▶ **What is asked**:
Filter the data below for the string "صنعتی" and copy each matching line.

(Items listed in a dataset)
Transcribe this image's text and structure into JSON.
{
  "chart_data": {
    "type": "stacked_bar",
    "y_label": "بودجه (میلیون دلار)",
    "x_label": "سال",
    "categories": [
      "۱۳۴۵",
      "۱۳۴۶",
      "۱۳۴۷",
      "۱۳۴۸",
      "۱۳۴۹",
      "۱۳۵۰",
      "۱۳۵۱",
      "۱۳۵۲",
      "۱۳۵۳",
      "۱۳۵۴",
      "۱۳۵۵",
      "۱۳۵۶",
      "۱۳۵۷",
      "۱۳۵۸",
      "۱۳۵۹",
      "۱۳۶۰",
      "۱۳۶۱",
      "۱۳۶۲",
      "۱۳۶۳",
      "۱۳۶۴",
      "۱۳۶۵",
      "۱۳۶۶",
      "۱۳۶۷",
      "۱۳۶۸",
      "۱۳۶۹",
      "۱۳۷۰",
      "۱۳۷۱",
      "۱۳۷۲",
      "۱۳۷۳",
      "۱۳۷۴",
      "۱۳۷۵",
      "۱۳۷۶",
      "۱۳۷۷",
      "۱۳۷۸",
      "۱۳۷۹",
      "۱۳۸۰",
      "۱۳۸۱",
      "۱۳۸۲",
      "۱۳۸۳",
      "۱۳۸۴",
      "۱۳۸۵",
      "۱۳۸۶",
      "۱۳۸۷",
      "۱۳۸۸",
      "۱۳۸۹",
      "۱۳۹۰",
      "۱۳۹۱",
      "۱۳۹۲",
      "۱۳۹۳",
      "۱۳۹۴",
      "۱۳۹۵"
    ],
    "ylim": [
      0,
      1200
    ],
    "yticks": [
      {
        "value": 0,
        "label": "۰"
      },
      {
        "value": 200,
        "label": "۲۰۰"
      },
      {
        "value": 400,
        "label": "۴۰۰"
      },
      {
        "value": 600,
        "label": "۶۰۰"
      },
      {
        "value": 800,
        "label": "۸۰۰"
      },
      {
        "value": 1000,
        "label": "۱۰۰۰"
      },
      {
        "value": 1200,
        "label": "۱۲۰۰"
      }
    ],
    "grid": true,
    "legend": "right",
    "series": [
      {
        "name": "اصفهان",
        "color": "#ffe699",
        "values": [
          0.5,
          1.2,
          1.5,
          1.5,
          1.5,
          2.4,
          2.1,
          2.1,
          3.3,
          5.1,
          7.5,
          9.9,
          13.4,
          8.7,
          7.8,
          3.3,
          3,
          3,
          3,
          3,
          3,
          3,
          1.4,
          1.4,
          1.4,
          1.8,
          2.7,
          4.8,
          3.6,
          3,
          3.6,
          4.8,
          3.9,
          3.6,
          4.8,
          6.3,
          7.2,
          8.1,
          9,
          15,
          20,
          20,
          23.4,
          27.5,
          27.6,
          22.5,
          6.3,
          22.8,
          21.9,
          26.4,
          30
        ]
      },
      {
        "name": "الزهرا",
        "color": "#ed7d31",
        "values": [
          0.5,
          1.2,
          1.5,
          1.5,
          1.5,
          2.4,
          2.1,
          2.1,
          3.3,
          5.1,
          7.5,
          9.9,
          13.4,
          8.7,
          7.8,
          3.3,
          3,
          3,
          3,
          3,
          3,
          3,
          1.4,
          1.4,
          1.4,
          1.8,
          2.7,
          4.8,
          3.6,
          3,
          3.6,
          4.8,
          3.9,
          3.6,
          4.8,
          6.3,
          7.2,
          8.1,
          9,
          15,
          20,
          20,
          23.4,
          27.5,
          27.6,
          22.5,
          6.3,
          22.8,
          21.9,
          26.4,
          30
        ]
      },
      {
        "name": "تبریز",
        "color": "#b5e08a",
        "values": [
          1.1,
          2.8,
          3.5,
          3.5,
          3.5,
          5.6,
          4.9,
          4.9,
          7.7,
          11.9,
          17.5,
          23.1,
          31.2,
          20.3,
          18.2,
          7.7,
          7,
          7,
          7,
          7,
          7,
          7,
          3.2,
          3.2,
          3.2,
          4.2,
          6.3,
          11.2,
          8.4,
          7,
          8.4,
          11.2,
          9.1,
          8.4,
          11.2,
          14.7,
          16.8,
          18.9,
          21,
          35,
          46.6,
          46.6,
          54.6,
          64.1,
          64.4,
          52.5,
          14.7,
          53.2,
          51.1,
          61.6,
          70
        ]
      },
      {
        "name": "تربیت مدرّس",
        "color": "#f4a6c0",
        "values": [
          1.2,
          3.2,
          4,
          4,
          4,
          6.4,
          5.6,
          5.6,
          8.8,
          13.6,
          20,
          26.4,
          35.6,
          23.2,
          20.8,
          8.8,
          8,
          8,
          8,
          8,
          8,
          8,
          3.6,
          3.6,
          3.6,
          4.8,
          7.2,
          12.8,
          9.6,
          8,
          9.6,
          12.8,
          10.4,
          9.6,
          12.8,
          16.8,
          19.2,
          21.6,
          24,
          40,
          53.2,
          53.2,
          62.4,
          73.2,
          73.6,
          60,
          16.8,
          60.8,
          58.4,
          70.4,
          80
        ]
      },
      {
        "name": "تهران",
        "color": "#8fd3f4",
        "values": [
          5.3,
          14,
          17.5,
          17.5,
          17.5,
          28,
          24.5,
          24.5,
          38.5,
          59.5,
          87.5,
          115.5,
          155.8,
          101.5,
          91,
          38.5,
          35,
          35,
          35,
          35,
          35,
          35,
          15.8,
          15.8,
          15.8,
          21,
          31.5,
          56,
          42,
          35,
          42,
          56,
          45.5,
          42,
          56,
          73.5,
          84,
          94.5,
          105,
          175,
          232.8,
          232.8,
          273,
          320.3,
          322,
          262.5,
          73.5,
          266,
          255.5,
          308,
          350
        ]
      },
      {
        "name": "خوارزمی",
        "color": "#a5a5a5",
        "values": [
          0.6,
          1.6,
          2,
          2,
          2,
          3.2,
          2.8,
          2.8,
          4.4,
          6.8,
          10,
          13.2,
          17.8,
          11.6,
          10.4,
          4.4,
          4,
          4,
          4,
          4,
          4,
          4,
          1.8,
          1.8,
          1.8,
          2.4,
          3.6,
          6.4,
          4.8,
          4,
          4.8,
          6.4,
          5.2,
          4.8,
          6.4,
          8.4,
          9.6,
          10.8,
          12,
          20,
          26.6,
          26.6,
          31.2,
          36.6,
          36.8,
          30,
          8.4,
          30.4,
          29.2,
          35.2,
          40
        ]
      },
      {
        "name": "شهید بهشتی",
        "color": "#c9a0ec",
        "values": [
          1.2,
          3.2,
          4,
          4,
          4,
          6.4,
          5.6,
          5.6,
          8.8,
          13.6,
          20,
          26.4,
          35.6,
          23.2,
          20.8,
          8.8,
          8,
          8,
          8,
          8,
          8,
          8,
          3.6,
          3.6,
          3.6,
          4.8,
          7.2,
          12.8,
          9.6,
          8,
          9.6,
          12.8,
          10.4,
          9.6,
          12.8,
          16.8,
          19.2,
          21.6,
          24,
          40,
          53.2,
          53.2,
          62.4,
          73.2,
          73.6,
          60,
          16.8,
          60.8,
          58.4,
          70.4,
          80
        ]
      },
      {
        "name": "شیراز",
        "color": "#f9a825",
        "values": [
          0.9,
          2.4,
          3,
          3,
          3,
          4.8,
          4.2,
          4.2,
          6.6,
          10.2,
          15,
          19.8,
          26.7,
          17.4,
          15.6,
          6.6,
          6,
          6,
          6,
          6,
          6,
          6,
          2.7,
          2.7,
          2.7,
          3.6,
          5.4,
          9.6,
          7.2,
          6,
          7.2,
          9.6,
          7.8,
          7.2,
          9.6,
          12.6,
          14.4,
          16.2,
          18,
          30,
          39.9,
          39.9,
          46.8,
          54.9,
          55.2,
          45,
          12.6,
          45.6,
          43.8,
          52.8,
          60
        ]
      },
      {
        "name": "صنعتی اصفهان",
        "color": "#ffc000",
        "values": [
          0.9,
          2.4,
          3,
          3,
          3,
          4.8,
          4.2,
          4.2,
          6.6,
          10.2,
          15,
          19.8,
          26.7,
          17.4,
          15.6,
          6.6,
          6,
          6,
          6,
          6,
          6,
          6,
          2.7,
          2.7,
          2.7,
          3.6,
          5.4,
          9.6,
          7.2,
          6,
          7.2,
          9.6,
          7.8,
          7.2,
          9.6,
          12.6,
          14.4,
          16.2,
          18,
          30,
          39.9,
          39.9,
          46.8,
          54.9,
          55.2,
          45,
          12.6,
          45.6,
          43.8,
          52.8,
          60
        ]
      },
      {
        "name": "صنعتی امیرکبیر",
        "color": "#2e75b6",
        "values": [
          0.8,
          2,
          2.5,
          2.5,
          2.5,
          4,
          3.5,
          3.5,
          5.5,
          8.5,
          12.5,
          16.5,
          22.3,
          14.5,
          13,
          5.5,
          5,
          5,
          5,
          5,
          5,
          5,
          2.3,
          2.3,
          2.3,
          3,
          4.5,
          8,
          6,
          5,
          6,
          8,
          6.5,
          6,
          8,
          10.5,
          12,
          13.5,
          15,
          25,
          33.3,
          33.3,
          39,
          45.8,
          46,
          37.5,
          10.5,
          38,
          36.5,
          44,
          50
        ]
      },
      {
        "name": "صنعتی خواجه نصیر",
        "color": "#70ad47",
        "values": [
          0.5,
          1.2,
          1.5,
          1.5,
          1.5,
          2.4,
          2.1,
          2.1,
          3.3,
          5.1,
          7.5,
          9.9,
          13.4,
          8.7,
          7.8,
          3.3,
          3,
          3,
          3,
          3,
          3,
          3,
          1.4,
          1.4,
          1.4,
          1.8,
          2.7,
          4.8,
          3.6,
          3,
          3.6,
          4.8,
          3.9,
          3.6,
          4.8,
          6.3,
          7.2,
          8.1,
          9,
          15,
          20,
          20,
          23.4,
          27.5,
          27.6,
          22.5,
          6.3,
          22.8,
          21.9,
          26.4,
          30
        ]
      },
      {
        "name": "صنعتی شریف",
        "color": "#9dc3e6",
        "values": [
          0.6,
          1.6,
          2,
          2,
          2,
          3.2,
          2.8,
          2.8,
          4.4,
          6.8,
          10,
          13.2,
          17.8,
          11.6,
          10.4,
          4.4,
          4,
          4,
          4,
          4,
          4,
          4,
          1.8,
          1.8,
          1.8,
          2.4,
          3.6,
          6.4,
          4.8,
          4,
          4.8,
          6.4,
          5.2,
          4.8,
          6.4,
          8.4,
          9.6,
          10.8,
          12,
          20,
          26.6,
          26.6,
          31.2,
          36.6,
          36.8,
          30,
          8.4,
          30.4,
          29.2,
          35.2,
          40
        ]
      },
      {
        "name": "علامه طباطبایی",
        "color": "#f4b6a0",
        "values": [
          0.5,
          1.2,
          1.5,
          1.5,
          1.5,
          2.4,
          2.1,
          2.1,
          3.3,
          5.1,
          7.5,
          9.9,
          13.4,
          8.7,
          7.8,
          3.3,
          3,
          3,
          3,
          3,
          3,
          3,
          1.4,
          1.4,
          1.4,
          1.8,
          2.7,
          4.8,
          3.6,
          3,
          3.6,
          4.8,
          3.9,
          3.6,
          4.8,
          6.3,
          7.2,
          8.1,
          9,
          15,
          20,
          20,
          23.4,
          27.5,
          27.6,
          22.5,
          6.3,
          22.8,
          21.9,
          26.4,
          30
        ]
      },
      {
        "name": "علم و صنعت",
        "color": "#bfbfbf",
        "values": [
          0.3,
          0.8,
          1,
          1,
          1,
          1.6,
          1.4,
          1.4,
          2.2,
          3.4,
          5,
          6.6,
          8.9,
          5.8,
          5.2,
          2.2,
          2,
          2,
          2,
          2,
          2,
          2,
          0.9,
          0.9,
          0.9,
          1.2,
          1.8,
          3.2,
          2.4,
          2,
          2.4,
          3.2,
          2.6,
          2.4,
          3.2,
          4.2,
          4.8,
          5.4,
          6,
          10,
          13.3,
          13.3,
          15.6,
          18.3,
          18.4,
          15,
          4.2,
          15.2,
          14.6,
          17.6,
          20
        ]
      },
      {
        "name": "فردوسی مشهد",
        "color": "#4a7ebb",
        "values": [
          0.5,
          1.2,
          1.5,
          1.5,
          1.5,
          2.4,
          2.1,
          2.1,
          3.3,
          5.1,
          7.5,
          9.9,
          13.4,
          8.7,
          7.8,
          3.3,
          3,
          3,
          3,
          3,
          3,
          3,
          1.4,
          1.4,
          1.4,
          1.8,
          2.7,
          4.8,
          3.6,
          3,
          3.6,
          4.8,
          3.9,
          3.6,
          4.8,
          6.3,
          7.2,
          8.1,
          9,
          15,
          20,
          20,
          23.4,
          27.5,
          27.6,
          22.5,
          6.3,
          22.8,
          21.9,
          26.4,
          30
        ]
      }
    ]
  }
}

▶ **Exercise solution**:
        "name": "صنعتی اصفهان",
        "name": "صنعتی امیرکبیر",
        "name": "صنعتی خواجه نصیر",
        "name": "صنعتی شریف",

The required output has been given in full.